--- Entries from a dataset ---
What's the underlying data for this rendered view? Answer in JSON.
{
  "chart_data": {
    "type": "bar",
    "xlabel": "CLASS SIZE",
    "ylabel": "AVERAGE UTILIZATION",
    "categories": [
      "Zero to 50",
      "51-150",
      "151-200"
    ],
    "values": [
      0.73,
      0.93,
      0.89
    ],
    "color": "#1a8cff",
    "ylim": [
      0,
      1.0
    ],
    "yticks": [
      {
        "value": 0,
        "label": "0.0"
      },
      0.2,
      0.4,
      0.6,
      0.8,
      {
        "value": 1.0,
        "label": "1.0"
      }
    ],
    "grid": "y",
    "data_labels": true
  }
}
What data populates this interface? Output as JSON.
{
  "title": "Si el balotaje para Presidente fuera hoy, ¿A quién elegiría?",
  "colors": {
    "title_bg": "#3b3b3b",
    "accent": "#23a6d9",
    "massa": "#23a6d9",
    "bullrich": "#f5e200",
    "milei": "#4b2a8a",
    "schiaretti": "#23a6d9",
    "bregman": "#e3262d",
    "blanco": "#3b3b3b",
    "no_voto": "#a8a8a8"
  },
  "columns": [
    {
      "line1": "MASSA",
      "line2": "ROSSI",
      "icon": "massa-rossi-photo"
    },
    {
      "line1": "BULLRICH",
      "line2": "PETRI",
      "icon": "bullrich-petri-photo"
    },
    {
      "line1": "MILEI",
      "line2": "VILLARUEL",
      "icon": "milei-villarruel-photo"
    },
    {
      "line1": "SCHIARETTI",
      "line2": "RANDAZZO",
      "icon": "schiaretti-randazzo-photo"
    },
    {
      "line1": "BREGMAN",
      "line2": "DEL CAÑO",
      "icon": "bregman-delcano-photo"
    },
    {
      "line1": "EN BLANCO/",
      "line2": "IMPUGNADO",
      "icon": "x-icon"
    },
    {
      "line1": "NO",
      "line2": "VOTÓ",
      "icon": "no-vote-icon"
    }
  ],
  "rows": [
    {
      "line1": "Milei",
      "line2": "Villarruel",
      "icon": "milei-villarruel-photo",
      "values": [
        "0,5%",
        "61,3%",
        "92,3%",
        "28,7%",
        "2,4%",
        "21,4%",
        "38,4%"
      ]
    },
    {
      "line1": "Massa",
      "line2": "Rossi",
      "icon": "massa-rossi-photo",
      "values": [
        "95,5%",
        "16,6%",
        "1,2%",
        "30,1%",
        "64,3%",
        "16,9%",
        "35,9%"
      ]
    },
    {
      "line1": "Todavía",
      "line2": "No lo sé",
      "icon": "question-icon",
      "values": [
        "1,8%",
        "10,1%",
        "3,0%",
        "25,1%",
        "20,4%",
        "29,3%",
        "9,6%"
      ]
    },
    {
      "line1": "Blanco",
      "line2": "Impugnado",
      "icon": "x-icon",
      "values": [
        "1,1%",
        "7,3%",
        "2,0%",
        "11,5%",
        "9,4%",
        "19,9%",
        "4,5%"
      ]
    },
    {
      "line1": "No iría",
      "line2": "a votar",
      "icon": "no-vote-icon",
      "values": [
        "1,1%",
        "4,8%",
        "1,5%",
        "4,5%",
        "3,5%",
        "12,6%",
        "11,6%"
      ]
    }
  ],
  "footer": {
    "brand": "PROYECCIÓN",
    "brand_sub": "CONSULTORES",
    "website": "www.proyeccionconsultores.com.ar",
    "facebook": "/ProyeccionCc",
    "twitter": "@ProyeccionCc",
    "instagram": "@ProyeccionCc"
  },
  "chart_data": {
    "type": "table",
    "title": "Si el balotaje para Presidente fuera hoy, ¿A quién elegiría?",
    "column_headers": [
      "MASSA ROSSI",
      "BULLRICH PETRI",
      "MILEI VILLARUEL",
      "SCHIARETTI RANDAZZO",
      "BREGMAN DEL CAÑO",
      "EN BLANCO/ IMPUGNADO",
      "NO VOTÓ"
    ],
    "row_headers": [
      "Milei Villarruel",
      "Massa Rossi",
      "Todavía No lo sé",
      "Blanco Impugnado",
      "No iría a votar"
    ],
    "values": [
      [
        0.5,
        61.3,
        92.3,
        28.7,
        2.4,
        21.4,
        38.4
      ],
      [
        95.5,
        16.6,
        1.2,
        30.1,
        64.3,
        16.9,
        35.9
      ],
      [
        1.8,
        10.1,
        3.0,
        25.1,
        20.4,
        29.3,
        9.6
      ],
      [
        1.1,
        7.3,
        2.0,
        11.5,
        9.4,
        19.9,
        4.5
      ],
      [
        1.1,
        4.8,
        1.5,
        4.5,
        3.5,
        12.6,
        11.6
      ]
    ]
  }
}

--- Given exercise ---
All of the entries must be quoted exactly; please include each one.

--- Completed task ---
What's the underlying data for this rendered view? Answer in JSON.
{
  "chart_data": {
    "type": "bar",
    "xlabel": "CLASS SIZE",
    "ylabel": "AVERAGE UTILIZATION",
    "categories": [
      "Zero to 50",
      "51-150",
      "151-200"
    ],
    "values": [
      0.73,
      0.93,
      0.89
    ],
    "color": "#1a8cff",
    "ylim": [
      0,
      1.0
    ],
    "yticks": [
      {
        "value": 0,
        "label": "0.0"
      },
      0.2,
      0.4,
      0.6,
      0.8,
      {
        "value": 1.0,
        "label": "1.0"
      }
    ],
    "grid": "y",
    "data_labels": true
  }
}
What data populates this interface? Output as JSON.
{
  "title": "Si el balotaje para Presidente fuera hoy, ¿A quién elegiría?",
  "colors": {
    "title_bg": "#3b3b3b",
    "accent": "#23a6d9",
    "massa": "#23a6d9",
    "bullrich": "#f5e200",
    "milei": "#4b2a8a",
    "schiaretti": "#23a6d9",
    "bregman": "#e3262d",
    "blanco": "#3b3b3b",
    "no_voto": "#a8a8a8"
  },
  "columns": [
    {
      "line1": "MASSA",
      "line2": "ROSSI",
      "icon": "massa-rossi-photo"
    },
    {
      "line1": "BULLRICH",
      "line2": "PETRI",
      "icon": "bullrich-petri-photo"
    },
    {
      "line1": "MILEI",
      "line2": "VILLARUEL",
      "icon": "milei-villarruel-photo"
    },
    {
      "line1": "SCHIARETTI",
      "line2": "RANDAZZO",
      "icon": "schiaretti-randazzo-photo"
    },
    {
      "line1": "BREGMAN",
      "line2": "DEL CAÑO",
      "icon": "bregman-delcano-photo"
    },
    {
      "line1": "EN BLANCO/",
      "line2": "IMPUGNADO",
      "icon": "x-icon"
    },
    {
      "line1": "NO",
      "line2": "VOTÓ",
      "icon": "no-vote-icon"
    }
  ],
  "rows": [
    {
      "line1": "Milei",
      "line2": "Villarruel",
      "icon": "milei-villarruel-photo",
      "values": [
        "0,5%",
        "61,3%",
        "92,3%",
        "28,7%",
        "2,4%",
        "21,4%",
        "38,4%"
      ]
    },
    {
      "line1": "Massa",
      "line2": "Rossi",
      "icon": "massa-rossi-photo",
      "values": [
        "95,5%",
        "16,6%",
        "1,2%",
        "30,1%",
        "64,3%",
        "16,9%",
        "35,9%"
      ]
    },
    {
      "line1": "Todavía",
      "line2": "No lo sé",
      "icon": "question-icon",
      "values": [
        "1,8%",
        "10,1%",
        "3,0%",
        "25,1%",
        "20,4%",
        "29,3%",
        "9,6%"
      ]
    },
    {
      "line1": "Blanco",
      "line2": "Impugnado",
      "icon": "x-icon",
      "values": [
        "1,1%",
        "7,3%",
        "2,0%",
        "11,5%",
        "9,4%",
        "19,9%",
        "4,5%"
      ]
    },
    {
      "line1": "No iría",
      "line2": "a votar",
      "icon": "no-vote-icon",
      "values": [
        "1,1%",
        "4,8%",
        "1,5%",
        "4,5%",
        "3,5%",
        "12,6%",
        "11,6%"
      ]
    }
  ],
  "footer": {
    "brand": "PROYECCIÓN",
    "brand_sub": "CONSULTORES",
    "website": "www.proyeccionconsultores.com.ar",
    "facebook": "/ProyeccionCc",
    "twitter": "@ProyeccionCc",
    "instagram": "@ProyeccionCc"
  },
  "chart_data": {
    "type": "table",
    "title": "Si el balotaje para Presidente fuera hoy, ¿A quién elegiría?",
    "column_headers": [
      "MASSA ROSSI",
      "BULLRICH PETRI",
      "MILEI VILLARUEL",
      "SCHIARETTI RANDAZZO",
      "BREGMAN DEL CAÑO",
      "EN BLANCO/ IMPUGNADO",
      "NO VOTÓ"
    ],
    "row_headers": [
      "Milei Villarruel",
      "Massa Rossi",
      "Todavía No lo sé",
      "Blanco Impugnado",
      "No iría a votar"
    ],
    "values": [
      [
        0.5,
        61.3,
        92.3,
        28.7,
        2.4,
        21.4,
        38.4
      ],
      [
        95.5,
        16.6,
        1.2,
        30.1,
        64.3,
        16.9,
        35.9
      ],
      [
        1.8,
        10.1,
        3.0,
        25.1,
        20.4,
        29.3,
        9.6
      ],
      [
        1.1,
        7.3,
        2.0,
        11.5,
        9.4,
        19.9,
        4.5
      ],
      [
        1.1,
        4.8,
        1.5,
        4.5,
        3.5,
        12.6,
        11.6
      ]
    ]
  }
}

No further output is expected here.